What you will do
Your reply should be a single number: how many lines contain the string "from".

── Data for this task

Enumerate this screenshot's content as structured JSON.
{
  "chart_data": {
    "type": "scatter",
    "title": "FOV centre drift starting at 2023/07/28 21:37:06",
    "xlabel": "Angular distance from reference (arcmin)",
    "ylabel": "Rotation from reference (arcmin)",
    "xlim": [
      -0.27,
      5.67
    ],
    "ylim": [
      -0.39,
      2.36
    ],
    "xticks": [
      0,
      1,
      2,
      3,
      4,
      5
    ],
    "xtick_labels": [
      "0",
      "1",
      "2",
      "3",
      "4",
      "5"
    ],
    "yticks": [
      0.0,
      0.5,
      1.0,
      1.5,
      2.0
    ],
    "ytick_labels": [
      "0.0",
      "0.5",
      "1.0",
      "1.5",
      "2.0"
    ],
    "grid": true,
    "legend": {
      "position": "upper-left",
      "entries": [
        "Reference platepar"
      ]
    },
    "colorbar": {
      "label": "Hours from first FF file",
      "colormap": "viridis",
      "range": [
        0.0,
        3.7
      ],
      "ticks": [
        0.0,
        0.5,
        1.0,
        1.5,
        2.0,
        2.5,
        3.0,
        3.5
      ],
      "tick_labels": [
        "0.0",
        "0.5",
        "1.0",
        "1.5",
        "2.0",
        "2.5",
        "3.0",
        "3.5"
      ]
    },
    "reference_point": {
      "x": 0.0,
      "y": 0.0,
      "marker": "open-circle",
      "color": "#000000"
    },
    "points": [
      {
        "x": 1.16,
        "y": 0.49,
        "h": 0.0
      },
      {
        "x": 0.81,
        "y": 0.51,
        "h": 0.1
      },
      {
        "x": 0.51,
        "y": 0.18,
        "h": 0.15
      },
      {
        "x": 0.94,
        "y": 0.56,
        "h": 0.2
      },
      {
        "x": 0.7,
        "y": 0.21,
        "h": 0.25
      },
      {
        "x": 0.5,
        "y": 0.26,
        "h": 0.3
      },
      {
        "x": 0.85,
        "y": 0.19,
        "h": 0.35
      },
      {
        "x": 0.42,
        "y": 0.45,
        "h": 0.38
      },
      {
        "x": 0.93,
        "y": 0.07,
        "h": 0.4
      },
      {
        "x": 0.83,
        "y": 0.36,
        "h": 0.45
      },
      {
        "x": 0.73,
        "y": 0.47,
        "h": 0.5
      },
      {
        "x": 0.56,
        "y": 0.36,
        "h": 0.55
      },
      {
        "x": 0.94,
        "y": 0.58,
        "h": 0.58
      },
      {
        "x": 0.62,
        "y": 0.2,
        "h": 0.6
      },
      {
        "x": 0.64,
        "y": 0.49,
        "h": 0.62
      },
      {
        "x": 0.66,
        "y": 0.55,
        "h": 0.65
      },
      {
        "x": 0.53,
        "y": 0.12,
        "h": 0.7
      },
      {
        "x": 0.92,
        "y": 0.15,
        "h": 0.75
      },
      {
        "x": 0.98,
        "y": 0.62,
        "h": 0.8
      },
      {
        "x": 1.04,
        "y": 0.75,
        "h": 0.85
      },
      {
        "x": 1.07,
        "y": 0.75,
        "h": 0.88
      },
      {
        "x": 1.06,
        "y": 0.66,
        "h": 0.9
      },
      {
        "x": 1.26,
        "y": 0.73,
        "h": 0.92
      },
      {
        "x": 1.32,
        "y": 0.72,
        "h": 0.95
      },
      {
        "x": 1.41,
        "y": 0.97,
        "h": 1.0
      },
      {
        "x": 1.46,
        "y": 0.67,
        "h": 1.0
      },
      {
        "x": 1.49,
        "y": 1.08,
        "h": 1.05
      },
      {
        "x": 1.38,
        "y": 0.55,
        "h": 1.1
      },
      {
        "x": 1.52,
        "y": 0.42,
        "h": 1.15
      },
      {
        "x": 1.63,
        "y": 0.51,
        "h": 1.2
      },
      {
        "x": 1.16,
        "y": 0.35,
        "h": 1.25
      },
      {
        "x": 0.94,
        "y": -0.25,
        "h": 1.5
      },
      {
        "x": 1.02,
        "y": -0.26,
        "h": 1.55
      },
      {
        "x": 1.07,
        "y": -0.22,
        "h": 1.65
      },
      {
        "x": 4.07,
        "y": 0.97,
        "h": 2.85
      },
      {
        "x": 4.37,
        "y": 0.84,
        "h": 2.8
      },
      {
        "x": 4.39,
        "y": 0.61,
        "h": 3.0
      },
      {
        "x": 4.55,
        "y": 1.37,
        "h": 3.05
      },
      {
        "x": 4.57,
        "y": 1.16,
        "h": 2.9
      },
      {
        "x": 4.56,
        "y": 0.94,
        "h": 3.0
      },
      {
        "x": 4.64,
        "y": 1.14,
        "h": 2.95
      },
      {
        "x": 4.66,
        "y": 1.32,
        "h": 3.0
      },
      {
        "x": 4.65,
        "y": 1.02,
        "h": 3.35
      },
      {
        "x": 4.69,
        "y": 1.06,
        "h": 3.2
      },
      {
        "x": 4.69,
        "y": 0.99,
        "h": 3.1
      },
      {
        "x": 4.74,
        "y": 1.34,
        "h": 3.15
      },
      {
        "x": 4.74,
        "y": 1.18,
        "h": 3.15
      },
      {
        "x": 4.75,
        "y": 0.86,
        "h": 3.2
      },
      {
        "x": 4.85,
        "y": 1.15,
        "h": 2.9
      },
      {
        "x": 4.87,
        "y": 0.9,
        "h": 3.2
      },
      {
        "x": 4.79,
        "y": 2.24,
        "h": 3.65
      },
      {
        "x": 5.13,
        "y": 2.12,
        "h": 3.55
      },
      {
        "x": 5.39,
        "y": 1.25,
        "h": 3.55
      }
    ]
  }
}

────

Reply to the exercise
3